--- Goal ---
Show each line in the entries below that contains the word "optimization", copying every such line in full.

--- begin ---

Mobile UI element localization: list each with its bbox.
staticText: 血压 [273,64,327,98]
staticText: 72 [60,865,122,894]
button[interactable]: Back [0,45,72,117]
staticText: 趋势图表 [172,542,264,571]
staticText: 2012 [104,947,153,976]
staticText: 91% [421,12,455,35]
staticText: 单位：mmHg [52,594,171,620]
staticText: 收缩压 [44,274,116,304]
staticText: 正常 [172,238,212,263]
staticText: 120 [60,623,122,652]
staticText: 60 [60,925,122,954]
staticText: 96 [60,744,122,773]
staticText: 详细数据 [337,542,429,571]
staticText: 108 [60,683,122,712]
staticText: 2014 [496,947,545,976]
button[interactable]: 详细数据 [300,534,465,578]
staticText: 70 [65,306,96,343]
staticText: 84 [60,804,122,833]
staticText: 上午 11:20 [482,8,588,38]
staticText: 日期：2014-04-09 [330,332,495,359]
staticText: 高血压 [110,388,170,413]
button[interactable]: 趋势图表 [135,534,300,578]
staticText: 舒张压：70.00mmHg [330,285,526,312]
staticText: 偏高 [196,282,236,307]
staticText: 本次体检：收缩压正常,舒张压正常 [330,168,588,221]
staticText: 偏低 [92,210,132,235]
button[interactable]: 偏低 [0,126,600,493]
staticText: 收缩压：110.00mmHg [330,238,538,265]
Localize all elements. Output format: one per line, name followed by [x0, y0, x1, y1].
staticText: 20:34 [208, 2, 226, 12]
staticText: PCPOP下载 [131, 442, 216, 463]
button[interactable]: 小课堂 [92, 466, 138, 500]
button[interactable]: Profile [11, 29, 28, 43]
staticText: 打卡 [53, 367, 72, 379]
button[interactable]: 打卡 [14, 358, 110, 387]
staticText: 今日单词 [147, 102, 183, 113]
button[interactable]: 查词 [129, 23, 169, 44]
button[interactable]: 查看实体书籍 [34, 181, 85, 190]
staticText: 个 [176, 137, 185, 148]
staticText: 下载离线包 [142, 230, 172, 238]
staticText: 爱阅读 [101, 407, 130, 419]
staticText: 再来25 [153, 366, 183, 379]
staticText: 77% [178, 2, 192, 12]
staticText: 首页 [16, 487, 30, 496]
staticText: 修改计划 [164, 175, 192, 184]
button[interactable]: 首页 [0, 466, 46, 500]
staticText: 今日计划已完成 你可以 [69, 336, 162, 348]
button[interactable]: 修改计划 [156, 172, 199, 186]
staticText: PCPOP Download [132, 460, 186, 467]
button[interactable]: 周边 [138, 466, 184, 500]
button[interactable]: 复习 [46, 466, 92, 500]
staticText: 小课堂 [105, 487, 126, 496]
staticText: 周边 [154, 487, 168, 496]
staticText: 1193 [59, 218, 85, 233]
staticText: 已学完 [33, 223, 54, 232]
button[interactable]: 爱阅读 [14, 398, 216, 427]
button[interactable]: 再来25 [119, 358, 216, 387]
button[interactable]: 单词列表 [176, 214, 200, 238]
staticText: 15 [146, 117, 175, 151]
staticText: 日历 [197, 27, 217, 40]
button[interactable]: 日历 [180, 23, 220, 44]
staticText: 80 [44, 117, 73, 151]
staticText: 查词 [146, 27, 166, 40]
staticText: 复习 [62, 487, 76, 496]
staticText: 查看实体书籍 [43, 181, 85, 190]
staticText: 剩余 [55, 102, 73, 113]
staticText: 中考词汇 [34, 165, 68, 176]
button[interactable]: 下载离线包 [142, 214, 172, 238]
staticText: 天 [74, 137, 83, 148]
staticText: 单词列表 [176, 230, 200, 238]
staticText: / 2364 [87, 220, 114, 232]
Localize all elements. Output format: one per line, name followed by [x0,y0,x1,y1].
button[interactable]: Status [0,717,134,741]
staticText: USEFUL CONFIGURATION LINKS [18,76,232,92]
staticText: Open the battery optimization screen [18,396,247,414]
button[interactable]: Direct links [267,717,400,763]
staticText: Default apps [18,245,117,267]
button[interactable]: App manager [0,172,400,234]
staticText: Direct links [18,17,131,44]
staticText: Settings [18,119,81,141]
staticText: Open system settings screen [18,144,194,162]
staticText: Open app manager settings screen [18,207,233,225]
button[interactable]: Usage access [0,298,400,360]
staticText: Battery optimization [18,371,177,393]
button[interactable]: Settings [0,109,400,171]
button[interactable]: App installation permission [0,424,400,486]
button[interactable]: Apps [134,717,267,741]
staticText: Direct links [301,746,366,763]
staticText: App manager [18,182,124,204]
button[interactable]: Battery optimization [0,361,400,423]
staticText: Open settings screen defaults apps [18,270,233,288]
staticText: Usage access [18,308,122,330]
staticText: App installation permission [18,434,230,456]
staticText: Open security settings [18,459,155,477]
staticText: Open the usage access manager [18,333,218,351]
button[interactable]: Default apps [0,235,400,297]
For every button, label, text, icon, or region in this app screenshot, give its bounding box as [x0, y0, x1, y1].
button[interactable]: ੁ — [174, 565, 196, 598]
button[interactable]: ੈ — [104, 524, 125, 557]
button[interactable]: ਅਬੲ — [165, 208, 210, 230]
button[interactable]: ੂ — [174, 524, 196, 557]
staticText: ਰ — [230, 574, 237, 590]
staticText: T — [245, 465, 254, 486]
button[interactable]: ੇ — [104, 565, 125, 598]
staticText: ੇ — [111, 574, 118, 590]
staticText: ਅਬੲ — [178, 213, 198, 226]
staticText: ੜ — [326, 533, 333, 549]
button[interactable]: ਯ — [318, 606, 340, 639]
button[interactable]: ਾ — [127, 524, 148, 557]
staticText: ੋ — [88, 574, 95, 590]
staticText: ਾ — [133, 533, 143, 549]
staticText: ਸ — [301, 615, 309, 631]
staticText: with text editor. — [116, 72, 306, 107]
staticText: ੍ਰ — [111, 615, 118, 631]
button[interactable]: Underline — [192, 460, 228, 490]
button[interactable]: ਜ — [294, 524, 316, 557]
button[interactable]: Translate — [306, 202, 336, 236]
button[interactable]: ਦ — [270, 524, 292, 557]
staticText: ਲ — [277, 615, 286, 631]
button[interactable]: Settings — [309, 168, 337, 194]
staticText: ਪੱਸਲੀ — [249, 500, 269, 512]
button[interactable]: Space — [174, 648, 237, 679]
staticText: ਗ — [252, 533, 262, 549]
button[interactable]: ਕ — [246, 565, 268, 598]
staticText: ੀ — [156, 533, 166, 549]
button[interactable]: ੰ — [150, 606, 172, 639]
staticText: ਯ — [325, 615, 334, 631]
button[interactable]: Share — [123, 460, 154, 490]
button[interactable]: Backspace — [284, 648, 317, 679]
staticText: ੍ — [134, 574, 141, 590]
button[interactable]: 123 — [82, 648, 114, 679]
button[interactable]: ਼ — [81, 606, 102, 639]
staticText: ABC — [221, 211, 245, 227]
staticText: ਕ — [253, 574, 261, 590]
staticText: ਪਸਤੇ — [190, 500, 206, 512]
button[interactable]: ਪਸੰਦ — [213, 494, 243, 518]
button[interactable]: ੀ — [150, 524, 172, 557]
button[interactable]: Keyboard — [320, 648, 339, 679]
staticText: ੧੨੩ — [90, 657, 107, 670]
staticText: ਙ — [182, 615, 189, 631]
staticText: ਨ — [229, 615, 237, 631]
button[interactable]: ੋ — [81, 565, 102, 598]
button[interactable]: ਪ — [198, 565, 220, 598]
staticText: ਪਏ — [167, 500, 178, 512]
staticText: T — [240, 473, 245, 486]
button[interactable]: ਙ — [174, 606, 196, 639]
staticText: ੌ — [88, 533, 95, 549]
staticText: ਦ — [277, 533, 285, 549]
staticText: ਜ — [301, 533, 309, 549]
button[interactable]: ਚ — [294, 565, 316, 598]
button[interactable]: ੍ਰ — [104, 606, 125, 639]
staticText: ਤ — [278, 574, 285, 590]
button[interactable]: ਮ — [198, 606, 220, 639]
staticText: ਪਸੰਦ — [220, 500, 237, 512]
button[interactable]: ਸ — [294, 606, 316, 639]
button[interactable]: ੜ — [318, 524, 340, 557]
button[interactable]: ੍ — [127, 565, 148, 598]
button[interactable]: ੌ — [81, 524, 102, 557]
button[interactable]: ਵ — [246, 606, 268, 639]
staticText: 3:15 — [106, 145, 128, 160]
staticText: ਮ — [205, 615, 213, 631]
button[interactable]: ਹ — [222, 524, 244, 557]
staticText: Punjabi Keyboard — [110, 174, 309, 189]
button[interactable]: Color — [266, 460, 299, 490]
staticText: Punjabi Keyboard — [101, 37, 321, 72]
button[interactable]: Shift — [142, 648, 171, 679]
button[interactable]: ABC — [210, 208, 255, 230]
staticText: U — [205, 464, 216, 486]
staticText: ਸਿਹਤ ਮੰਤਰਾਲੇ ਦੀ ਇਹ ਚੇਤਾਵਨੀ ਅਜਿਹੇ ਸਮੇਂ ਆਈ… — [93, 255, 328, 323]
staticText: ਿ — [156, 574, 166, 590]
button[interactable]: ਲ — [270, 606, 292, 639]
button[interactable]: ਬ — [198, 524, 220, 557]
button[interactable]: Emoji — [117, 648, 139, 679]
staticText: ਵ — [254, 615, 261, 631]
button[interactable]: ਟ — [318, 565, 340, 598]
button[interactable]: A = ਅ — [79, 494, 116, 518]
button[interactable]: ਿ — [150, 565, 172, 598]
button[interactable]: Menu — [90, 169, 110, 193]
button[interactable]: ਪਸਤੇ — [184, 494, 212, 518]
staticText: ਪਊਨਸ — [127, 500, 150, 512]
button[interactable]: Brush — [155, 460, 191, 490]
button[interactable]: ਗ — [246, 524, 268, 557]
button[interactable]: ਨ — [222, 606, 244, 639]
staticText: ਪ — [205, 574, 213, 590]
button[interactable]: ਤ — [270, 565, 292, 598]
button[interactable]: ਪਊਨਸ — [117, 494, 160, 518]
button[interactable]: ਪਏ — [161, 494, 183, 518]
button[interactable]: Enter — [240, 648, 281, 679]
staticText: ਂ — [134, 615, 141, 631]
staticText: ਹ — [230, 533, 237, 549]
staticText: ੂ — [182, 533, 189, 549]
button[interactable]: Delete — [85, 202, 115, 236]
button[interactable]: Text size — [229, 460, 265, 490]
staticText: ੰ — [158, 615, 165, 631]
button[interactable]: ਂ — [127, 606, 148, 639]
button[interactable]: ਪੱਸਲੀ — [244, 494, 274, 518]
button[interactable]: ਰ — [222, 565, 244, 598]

--- end ---

--- Response to the task ---
staticText: Open the battery optimization screen [18,396,247,414]
staticText: Battery optimization [18,371,177,393]
button[interactable]: Battery optimization [0,361,400,423]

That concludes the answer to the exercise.